== Uit te voeren werk ==
- A) Kopieer uit de tekst over de niet geleverde verswaren letterlijk het gedeelte van "Aan de zojuist" tot en met "toekennen van € 5,=.".
- B) Maak de tekst over de niet geleverde verswaren verder af, te beginnen na de laatste zin.

== Brontekst ==
● ● ●

Aan de zojuist genoemde zorgplicht heeft de directeur met betrekking tot de verswaren onvoldoende invulling gegeven. Uit de stukken blijkt dat klager de bestelde verswaren niet alsnog tijdig heeft ontvangen noch dat aan klager een redelijk alternatief is geboden. Dat het in rekening gebrachte bedrag aan klager is teruggegeven, doet aan het voorgaande geen afbreuk, nu de zorgplicht zo moet worden begrepen dat klager zijn bestelde of soortgelijke goederen (alsnog) heeft ontvangen. Dat laatste is niet het geval. Het beroep van klager zal gegrond worden verklaard, de uitspraak van de beklagrechter zal worden vernietigd en het beklag zal alsnog gegrond worden verklaard. De beroepscommissie zal klager een tegemoetkoming toekennen van € 5,=.

● ● ●

== Regels dataset ==

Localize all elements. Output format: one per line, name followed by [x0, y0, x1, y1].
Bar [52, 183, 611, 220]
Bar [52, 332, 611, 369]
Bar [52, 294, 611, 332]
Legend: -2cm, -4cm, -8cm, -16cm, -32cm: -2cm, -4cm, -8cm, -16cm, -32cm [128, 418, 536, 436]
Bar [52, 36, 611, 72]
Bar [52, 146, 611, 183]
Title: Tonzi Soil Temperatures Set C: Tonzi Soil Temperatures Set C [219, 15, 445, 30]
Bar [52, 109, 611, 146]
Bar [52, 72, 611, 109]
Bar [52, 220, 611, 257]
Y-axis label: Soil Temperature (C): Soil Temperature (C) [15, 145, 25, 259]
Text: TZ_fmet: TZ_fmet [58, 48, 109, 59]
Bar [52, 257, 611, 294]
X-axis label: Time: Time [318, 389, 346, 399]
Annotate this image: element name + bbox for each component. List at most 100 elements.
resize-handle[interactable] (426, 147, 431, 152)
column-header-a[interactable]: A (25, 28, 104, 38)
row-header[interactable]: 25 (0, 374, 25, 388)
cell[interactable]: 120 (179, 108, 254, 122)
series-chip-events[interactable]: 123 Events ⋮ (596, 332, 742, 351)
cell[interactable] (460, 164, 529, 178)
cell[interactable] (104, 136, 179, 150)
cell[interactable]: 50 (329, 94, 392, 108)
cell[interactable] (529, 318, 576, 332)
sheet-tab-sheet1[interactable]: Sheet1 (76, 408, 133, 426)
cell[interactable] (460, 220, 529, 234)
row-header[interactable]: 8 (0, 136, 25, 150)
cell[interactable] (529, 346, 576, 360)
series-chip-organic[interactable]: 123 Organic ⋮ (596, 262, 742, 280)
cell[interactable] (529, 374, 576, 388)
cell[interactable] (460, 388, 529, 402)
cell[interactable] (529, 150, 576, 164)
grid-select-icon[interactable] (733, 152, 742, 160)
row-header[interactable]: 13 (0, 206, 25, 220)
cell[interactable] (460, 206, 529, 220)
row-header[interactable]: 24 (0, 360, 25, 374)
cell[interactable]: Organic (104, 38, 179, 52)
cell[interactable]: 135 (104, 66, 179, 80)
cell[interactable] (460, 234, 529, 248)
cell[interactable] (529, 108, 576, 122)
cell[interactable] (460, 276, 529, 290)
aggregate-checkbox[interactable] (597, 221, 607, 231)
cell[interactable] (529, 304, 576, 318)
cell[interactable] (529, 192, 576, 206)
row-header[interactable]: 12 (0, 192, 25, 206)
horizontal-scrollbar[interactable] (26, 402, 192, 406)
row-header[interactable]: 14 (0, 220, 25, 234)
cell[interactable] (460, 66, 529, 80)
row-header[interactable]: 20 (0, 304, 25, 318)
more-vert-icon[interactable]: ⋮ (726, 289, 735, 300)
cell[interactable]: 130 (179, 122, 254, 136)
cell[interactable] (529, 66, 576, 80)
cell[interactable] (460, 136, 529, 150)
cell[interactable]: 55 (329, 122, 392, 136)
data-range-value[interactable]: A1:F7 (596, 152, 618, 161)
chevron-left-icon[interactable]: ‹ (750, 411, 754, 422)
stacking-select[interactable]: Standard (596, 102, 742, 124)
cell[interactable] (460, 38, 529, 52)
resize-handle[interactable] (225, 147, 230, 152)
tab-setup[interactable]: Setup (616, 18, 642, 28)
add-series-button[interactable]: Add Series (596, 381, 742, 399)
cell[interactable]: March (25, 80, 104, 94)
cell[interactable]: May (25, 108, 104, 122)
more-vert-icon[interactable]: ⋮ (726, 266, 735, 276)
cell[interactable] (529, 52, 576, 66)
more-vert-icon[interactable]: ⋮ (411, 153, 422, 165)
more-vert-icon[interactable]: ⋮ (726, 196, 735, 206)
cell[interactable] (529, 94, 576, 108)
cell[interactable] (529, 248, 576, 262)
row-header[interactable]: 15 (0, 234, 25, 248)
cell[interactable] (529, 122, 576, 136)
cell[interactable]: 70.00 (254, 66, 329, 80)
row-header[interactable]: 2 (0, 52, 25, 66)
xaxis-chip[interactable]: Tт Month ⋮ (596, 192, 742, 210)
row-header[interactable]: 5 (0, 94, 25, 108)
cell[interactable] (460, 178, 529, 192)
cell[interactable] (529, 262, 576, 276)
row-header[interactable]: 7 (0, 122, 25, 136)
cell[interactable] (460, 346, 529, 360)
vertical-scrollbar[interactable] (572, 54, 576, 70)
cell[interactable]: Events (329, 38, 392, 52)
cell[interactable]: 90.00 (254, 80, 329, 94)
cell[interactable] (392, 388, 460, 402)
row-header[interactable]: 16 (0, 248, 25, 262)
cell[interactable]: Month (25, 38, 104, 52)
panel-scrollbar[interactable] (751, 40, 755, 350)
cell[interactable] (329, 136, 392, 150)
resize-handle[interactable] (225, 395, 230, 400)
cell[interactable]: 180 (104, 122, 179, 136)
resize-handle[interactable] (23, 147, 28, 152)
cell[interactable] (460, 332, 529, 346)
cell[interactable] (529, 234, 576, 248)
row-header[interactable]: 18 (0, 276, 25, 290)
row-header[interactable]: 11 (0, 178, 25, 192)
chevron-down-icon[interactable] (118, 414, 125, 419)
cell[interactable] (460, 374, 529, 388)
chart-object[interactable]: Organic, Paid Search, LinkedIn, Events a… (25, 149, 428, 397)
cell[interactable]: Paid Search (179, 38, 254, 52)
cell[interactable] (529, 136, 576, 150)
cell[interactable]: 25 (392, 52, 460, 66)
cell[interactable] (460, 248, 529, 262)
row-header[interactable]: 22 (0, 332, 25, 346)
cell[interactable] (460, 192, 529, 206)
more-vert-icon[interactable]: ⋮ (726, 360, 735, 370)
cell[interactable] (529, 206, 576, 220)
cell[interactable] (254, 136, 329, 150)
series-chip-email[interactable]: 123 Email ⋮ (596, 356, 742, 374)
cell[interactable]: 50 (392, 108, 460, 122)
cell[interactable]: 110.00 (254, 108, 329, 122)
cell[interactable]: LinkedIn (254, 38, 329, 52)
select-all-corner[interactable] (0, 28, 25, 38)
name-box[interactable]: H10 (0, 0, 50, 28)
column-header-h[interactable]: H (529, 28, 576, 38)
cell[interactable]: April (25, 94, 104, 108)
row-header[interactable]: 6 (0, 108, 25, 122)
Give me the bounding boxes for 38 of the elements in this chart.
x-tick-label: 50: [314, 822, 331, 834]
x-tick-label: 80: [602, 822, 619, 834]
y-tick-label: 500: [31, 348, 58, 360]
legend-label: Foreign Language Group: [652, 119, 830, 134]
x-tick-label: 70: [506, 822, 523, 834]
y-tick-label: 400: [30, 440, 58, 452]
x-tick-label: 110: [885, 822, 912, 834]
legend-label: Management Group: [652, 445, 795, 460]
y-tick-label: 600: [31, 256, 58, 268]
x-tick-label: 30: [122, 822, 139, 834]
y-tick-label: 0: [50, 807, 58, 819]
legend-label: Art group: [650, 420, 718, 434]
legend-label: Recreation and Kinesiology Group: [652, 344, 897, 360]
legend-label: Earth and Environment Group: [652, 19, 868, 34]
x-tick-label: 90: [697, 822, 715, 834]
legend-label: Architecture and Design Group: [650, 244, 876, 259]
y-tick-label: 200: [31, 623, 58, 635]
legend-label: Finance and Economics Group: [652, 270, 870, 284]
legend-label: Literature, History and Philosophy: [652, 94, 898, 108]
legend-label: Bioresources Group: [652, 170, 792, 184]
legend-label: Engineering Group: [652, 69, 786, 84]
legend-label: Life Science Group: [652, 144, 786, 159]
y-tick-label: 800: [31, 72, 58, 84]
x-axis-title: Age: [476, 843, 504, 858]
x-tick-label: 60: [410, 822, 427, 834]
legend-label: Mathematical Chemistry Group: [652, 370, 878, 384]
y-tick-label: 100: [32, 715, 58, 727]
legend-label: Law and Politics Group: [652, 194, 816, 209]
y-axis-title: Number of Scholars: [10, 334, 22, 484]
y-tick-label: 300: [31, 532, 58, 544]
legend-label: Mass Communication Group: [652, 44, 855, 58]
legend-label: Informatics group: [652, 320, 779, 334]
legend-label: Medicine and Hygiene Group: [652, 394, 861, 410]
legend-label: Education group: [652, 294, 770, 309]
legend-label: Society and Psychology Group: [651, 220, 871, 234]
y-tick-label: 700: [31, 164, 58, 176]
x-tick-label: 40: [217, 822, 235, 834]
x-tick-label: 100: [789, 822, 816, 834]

● ● ●

== Antwoorden hieronder ==
- A)
Aan de zojuist genoemde zorgplicht heeft de directeur met betrekking tot de verswaren onvoldoende invulling gegeven. Uit de stukken blijkt dat klager de bestelde verswaren niet alsnog tijdig heeft ontvangen noch dat aan klager een redelijk alternatief is geboden. Dat het in rekening gebrachte bedrag aan klager is teruggegeven, doet aan het voorgaande geen afbreuk, nu de zorgplicht zo moet worden begrepen dat klager zijn bestelde of soortgelijke goederen (alsnog) heeft ontvangen. Dat laatste is niet het geval. Het beroep van klager zal gegrond worden verklaard, de uitspraak van de beklagrechter zal worden vernietigd en het beklag zal alsnog gegrond worden verklaard. De beroepscommissie zal klager een tegemoetkoming toekennen van € 5,=.

- B)
4.         De uitspraak

De beroepscommissie verklaart het beroep gegrond, vernietigt de uitspraak van de beklagrechter en verklaart het beklag alsnog gegrond.

De beroepscommissie kent klager een tegemoetkoming toe van € 5,=.

Aldus gegeven door de beroepscommissie voornoemd, bestaande uit mr. J.A.M. de Wit, voorzitter, J. Schagen MA en mr. A. van Holten, leden, in tegenwoordigheid van mr. A. de Groot, secretaris, op 5 november 2018.